┌──

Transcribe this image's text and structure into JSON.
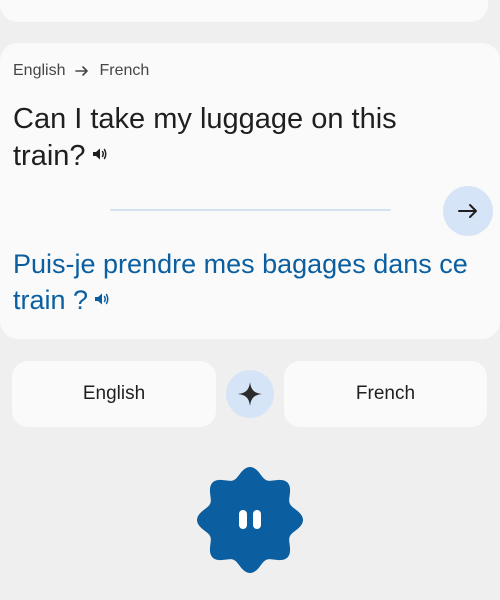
{
  "header": {
    "source_lang": "English",
    "target_lang": "French"
  },
  "translation": {
    "source_text": "Can I take my luggage on this train?",
    "target_text": "Puis-je prendre mes bagages dans ce train ?"
  },
  "language_bar": {
    "left_label": "English",
    "right_label": "French"
  },
  "icons": {
    "route_arrow": "arrow-right-icon",
    "speaker": "volume-icon",
    "go": "arrow-right-icon",
    "sparkle": "sparkle-icon",
    "pause": "pause-icon"
  },
  "colors": {
    "background": "#efefef",
    "card": "#fafafa",
    "accent_blue": "#0b5fa0",
    "accent_light": "#d6e4f7"
  }
}
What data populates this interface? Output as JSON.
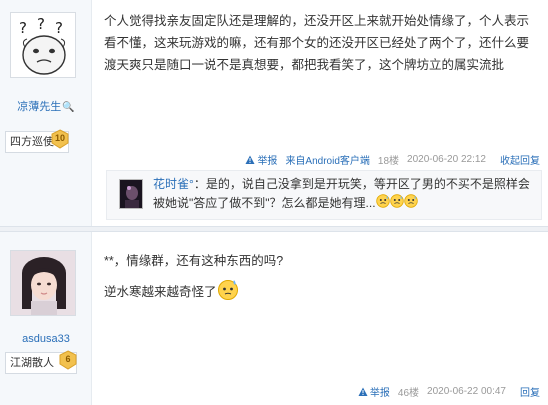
{
  "posts": [
    {
      "author": {
        "name": "凉薄先生",
        "rank_title": "四方巡使",
        "level": "10"
      },
      "body": "个人觉得找亲友固定队还是理解的，还没开区上来就开始处情缘了，个人表示看不懂，这来玩游戏的嘛，还有那个女的还没开区已经处了两个了，还什么要渡天爽只是随口一说不是真想要，都把我看笑了，这个牌坊立的属实流批",
      "meta": {
        "report": "举报",
        "client": "来自Android客户端",
        "floor": "18楼",
        "datetime": "2020-06-20 22:12",
        "reply": "收起回复"
      },
      "comment": {
        "author": "花时雀°",
        "text": "：是的，说自己没拿到是开玩笑，等开区了男的不买不是照样会被她说\"答应了做不到\"？怎么都是她有理..."
      }
    },
    {
      "author": {
        "name": "asdusa33",
        "rank_title": "江湖散人",
        "level": "6"
      },
      "lines": [
        "**，情缘群，还有这种东西的吗?",
        "逆水寒越来越奇怪了"
      ],
      "meta": {
        "report": "举报",
        "floor": "46楼",
        "datetime": "2020-06-22 00:47",
        "reply": "回复"
      }
    }
  ],
  "colors": {
    "link": "#2a6fb8",
    "meta_gray": "#999999",
    "sidebar_bg": "#f5f8fb",
    "badge_gold": "#f2c14e"
  },
  "icons": [
    "meme-avatar",
    "key-icon",
    "level-badge",
    "report-icon",
    "sweat-emoji",
    "confused-emoji",
    "girl-photo-avatar",
    "dark-avatar"
  ]
}
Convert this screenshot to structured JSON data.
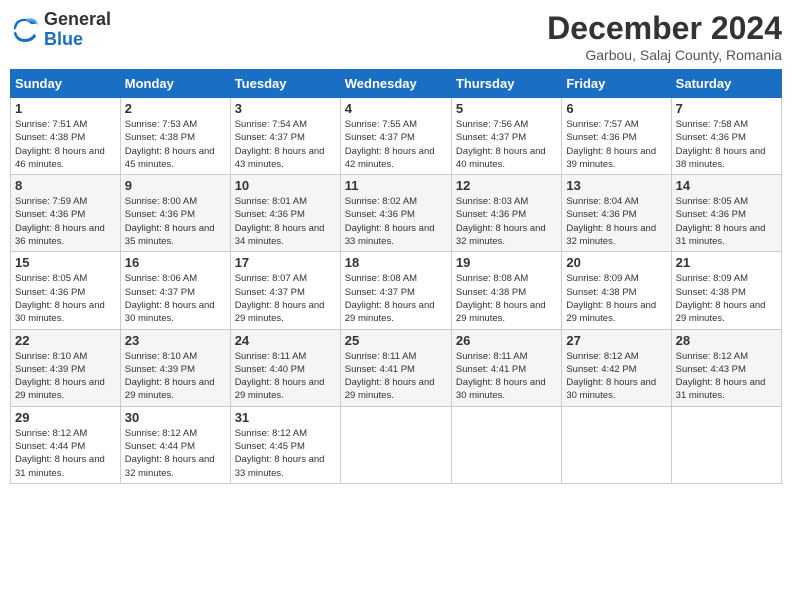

└──

TASK INSTRUCTIONS: List all lines from the entries that include the word "data".

EXPECTED OUTPUT:
What data populates this interface? Output as JSON.
Convert this screenshot to structured JSON data.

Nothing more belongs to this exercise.